- **Dataset items**
** Begin **

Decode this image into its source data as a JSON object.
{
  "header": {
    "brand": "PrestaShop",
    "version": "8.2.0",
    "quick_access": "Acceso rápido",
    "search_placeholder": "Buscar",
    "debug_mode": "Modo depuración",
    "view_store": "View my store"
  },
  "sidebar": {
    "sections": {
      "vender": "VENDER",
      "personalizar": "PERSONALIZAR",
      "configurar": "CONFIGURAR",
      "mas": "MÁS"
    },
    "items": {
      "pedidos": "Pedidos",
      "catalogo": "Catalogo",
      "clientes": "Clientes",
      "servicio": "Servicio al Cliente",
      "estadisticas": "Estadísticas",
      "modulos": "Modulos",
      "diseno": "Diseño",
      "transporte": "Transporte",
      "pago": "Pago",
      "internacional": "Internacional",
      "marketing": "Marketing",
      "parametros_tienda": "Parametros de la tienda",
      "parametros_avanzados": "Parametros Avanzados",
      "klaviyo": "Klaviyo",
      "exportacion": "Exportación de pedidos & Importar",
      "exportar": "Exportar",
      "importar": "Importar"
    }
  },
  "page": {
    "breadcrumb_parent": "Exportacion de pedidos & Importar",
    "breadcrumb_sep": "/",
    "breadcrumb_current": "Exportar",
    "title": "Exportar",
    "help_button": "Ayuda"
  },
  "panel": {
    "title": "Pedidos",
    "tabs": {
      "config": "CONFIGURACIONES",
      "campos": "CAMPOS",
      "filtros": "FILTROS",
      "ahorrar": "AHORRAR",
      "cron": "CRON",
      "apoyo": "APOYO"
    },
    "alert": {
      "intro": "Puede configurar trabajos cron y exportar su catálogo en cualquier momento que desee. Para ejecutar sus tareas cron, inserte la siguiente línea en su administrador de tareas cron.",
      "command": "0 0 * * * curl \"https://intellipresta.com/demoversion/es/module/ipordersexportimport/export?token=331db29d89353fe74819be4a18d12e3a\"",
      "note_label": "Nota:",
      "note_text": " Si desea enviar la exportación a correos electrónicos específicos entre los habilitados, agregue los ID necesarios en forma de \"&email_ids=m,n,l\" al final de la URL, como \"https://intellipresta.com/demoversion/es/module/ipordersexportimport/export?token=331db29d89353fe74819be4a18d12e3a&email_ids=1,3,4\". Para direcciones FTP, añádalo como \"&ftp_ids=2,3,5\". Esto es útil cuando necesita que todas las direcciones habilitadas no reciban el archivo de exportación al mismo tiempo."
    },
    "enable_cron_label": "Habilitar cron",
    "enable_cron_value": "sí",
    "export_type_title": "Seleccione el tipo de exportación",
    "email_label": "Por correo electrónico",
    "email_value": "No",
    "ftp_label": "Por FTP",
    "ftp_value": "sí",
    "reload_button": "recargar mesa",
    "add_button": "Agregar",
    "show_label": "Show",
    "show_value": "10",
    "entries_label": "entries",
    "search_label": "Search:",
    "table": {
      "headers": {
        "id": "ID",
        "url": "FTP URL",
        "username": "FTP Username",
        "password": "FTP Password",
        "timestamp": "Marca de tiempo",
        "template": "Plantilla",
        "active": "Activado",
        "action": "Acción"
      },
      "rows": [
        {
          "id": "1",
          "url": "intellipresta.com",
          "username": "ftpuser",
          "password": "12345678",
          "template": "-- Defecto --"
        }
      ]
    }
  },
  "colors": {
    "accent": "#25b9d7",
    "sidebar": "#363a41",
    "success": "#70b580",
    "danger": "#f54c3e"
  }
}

** End **

- **EXERCISE TASK**
State how many lines include the string "https", and nothing more.

- **EXERCISE ANSWER**
2